------ Provided records ------
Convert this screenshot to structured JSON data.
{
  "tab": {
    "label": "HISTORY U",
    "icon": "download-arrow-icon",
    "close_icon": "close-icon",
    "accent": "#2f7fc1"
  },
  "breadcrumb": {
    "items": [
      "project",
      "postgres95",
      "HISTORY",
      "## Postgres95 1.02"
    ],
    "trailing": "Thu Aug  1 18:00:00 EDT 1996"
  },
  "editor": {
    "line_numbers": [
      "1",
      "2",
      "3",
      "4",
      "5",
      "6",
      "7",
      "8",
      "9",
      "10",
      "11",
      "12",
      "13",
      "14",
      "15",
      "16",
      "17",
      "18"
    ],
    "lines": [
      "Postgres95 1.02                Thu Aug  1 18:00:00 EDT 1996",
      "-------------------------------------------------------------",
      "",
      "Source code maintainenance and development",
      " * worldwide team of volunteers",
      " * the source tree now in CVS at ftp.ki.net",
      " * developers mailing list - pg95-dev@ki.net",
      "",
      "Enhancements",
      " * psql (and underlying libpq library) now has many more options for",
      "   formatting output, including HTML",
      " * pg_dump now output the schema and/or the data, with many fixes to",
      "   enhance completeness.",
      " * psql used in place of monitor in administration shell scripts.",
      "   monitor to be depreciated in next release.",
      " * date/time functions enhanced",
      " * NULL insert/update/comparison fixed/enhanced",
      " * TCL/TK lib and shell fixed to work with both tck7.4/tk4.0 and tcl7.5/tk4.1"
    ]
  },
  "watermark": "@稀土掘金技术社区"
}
------
Given task –
Scan the entries above for the word "with" and collect each line holding it.

Solved exercise –
      " * pg_dump now output the schema and/or the data, with many fixes to",
      " * TCL/TK lib and shell fixed to work with both tck7.4/tk4.0 and tcl7.5/tk4.1"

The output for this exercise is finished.